* Start Record set *
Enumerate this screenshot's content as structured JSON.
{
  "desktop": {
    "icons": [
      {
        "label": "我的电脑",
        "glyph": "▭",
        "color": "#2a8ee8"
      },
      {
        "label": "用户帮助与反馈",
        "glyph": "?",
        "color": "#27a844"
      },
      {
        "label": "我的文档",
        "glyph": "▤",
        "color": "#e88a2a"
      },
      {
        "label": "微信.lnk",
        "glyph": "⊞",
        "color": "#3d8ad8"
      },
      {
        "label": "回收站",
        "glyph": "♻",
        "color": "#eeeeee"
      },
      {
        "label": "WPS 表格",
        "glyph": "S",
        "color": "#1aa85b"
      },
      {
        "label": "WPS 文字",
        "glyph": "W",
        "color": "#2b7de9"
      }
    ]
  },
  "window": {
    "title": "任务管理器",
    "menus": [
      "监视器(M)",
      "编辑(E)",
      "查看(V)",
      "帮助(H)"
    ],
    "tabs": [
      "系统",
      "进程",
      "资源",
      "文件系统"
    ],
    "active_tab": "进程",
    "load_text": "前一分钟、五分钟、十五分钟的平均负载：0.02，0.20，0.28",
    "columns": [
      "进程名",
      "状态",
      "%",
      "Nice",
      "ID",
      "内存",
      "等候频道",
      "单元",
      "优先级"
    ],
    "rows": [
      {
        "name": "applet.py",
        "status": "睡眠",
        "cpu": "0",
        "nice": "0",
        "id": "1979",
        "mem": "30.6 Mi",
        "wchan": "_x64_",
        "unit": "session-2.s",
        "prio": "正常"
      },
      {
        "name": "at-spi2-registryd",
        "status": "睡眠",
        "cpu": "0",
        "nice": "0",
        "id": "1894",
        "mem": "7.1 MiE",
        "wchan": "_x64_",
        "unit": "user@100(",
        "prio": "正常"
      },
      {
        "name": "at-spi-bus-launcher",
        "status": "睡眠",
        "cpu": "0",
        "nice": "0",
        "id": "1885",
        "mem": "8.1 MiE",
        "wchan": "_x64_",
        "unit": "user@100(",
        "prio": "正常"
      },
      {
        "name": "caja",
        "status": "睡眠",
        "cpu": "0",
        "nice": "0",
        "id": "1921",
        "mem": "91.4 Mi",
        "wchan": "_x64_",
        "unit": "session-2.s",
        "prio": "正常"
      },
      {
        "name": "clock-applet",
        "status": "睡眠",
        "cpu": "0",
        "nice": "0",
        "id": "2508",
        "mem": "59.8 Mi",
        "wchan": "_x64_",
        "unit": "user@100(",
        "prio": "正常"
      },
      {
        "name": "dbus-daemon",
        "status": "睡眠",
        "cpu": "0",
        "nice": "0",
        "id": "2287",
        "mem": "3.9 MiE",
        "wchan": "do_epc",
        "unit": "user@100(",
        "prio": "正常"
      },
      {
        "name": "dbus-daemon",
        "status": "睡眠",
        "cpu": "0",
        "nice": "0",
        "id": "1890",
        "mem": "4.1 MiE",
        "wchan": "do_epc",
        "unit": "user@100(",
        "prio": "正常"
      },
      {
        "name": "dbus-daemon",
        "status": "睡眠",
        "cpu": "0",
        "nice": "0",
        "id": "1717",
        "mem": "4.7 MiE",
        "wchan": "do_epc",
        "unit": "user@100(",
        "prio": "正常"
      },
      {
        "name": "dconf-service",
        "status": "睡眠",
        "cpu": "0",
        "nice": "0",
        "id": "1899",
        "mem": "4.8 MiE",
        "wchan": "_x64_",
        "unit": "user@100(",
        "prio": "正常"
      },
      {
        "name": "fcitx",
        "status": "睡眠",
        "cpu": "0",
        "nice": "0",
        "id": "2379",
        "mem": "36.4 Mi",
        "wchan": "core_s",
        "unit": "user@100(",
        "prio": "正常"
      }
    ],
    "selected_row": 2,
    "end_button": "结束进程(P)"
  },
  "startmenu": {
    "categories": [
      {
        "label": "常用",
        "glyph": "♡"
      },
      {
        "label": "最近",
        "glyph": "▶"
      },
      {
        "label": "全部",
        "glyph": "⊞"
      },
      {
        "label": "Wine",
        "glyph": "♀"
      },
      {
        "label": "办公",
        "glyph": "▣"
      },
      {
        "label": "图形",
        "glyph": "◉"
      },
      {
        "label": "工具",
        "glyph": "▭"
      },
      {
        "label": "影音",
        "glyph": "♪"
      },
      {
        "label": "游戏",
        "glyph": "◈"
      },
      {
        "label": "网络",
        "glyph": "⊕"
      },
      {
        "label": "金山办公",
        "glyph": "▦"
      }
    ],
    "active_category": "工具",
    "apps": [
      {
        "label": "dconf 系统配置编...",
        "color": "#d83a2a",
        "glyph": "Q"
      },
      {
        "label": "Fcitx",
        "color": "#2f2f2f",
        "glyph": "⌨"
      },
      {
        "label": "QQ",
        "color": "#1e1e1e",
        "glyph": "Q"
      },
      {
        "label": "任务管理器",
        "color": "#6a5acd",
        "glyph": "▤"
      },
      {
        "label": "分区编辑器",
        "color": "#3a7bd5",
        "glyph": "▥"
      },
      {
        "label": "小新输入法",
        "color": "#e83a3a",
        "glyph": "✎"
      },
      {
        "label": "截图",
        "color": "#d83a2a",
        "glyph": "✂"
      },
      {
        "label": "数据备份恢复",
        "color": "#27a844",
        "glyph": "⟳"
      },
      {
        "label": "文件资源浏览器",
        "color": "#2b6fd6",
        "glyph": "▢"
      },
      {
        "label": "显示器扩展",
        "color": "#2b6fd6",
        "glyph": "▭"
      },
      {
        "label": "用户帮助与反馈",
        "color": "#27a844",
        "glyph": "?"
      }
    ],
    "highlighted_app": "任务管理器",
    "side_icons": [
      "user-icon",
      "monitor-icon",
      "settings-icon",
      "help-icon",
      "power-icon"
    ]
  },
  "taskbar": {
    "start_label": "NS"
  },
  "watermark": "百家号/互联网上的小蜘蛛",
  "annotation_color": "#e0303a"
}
* End Record set *
— Required work —
Please set down all the data word for word.

— Response to the exercise —
Enumerate this screenshot's content as structured JSON.
{
  "desktop": {
    "icons": [
      {
        "label": "我的电脑",
        "glyph": "▭",
        "color": "#2a8ee8"
      },
      {
        "label": "用户帮助与反馈",
        "glyph": "?",
        "color": "#27a844"
      },
      {
        "label": "我的文档",
        "glyph": "▤",
        "color": "#e88a2a"
      },
      {
        "label": "微信.lnk",
        "glyph": "⊞",
        "color": "#3d8ad8"
      },
      {
        "label": "回收站",
        "glyph": "♻",
        "color": "#eeeeee"
      },
      {
        "label": "WPS 表格",
        "glyph": "S",
        "color": "#1aa85b"
      },
      {
        "label": "WPS 文字",
        "glyph": "W",
        "color": "#2b7de9"
      }
    ]
  },
  "window": {
    "title": "任务管理器",
    "menus": [
      "监视器(M)",
      "编辑(E)",
      "查看(V)",
      "帮助(H)"
    ],
    "tabs": [
      "系统",
      "进程",
      "资源",
      "文件系统"
    ],
    "active_tab": "进程",
    "load_text": "前一分钟、五分钟、十五分钟的平均负载：0.02，0.20，0.28",
    "columns": [
      "进程名",
      "状态",
      "%",
      "Nice",
      "ID",
      "内存",
      "等候频道",
      "单元",
      "优先级"
    ],
    "rows": [
      {
        "name": "applet.py",
        "status": "睡眠",
        "cpu": "0",
        "nice": "0",
        "id": "1979",
        "mem": "30.6 Mi",
        "wchan": "_x64_",
        "unit": "session-2.s",
        "prio": "正常"
      },
      {
        "name": "at-spi2-registryd",
        "status": "睡眠",
        "cpu": "0",
        "nice": "0",
        "id": "1894",
        "mem": "7.1 MiE",
        "wchan": "_x64_",
        "unit": "user@100(",
        "prio": "正常"
      },
      {
        "name": "at-spi-bus-launcher",
        "status": "睡眠",
        "cpu": "0",
        "nice": "0",
        "id": "1885",
        "mem": "8.1 MiE",
        "wchan": "_x64_",
        "unit": "user@100(",
        "prio": "正常"
      },
      {
        "name": "caja",
        "status": "睡眠",
        "cpu": "0",
        "nice": "0",
        "id": "1921",
        "mem": "91.4 Mi",
        "wchan": "_x64_",
        "unit": "session-2.s",
        "prio": "正常"
      },
      {
        "name": "clock-applet",
        "status": "睡眠",
        "cpu": "0",
        "nice": "0",
        "id": "2508",
        "mem": "59.8 Mi",
        "wchan": "_x64_",
        "unit": "user@100(",
        "prio": "正常"
      },
      {
        "name": "dbus-daemon",
        "status": "睡眠",
        "cpu": "0",
        "nice": "0",
        "id": "2287",
        "mem": "3.9 MiE",
        "wchan": "do_epc",
        "unit": "user@100(",
        "prio": "正常"
      },
      {
        "name": "dbus-daemon",
        "status": "睡眠",
        "cpu": "0",
        "nice": "0",
        "id": "1890",
        "mem": "4.1 MiE",
        "wchan": "do_epc",
        "unit": "user@100(",
        "prio": "正常"
      },
      {
        "name": "dbus-daemon",
        "status": "睡眠",
        "cpu": "0",
        "nice": "0",
        "id": "1717",
        "mem": "4.7 MiE",
        "wchan": "do_epc",
        "unit": "user@100(",
        "prio": "正常"
      },
      {
        "name": "dconf-service",
        "status": "睡眠",
        "cpu": "0",
        "nice": "0",
        "id": "1899",
        "mem": "4.8 MiE",
        "wchan": "_x64_",
        "unit": "user@100(",
        "prio": "正常"
      },
      {
        "name": "fcitx",
        "status": "睡眠",
        "cpu": "0",
        "nice": "0",
        "id": "2379",
        "mem": "36.4 Mi",
        "wchan": "core_s",
        "unit": "user@100(",
        "prio": "正常"
      }
    ],
    "selected_row": 2,
    "end_button": "结束进程(P)"
  },
  "startmenu": {
    "categories": [
      {
        "label": "常用",
        "glyph": "♡"
      },
      {
        "label": "最近",
        "glyph": "▶"
      },
      {
        "label": "全部",
        "glyph": "⊞"
      },
      {
        "label": "Wine",
        "glyph": "♀"
      },
      {
        "label": "办公",
        "glyph": "▣"
      },
      {
        "label": "图形",
        "glyph": "◉"
      },
      {
        "label": "工具",
        "glyph": "▭"
      },
      {
        "label": "影音",
        "glyph": "♪"
      },
      {
        "label": "游戏",
        "glyph": "◈"
      },
      {
        "label": "网络",
        "glyph": "⊕"
      },
      {
        "label": "金山办公",
        "glyph": "▦"
      }
    ],
    "active_category": "工具",
    "apps": [
      {
        "label": "dconf 系统配置编...",
        "color": "#d83a2a",
        "glyph": "Q"
      },
      {
        "label": "Fcitx",
        "color": "#2f2f2f",
        "glyph": "⌨"
      },
      {
        "label": "QQ",
        "color": "#1e1e1e",
        "glyph": "Q"
      },
      {
        "label": "任务管理器",
        "color": "#6a5acd",
        "glyph": "▤"
      },
      {
        "label": "分区编辑器",
        "color": "#3a7bd5",
        "glyph": "▥"
      },
      {
        "label": "小新输入法",
        "color": "#e83a3a",
        "glyph": "✎"
      },
      {
        "label": "截图",
        "color": "#d83a2a",
        "glyph": "✂"
      },
      {
        "label": "数据备份恢复",
        "color": "#27a844",
        "glyph": "⟳"
      },
      {
        "label": "文件资源浏览器",
        "color": "#2b6fd6",
        "glyph": "▢"
      },
      {
        "label": "显示器扩展",
        "color": "#2b6fd6",
        "glyph": "▭"
      },
      {
        "label": "用户帮助与反馈",
        "color": "#27a844",
        "glyph": "?"
      }
    ],
    "highlighted_app": "任务管理器",
    "side_icons": [
      "user-icon",
      "monitor-icon",
      "settings-icon",
      "help-icon",
      "power-icon"
    ]
  },
  "taskbar": {
    "start_label": "NS"
  },
  "watermark": "百家号/互联网上的小蜘蛛",
  "annotation_color": "#e0303a"
}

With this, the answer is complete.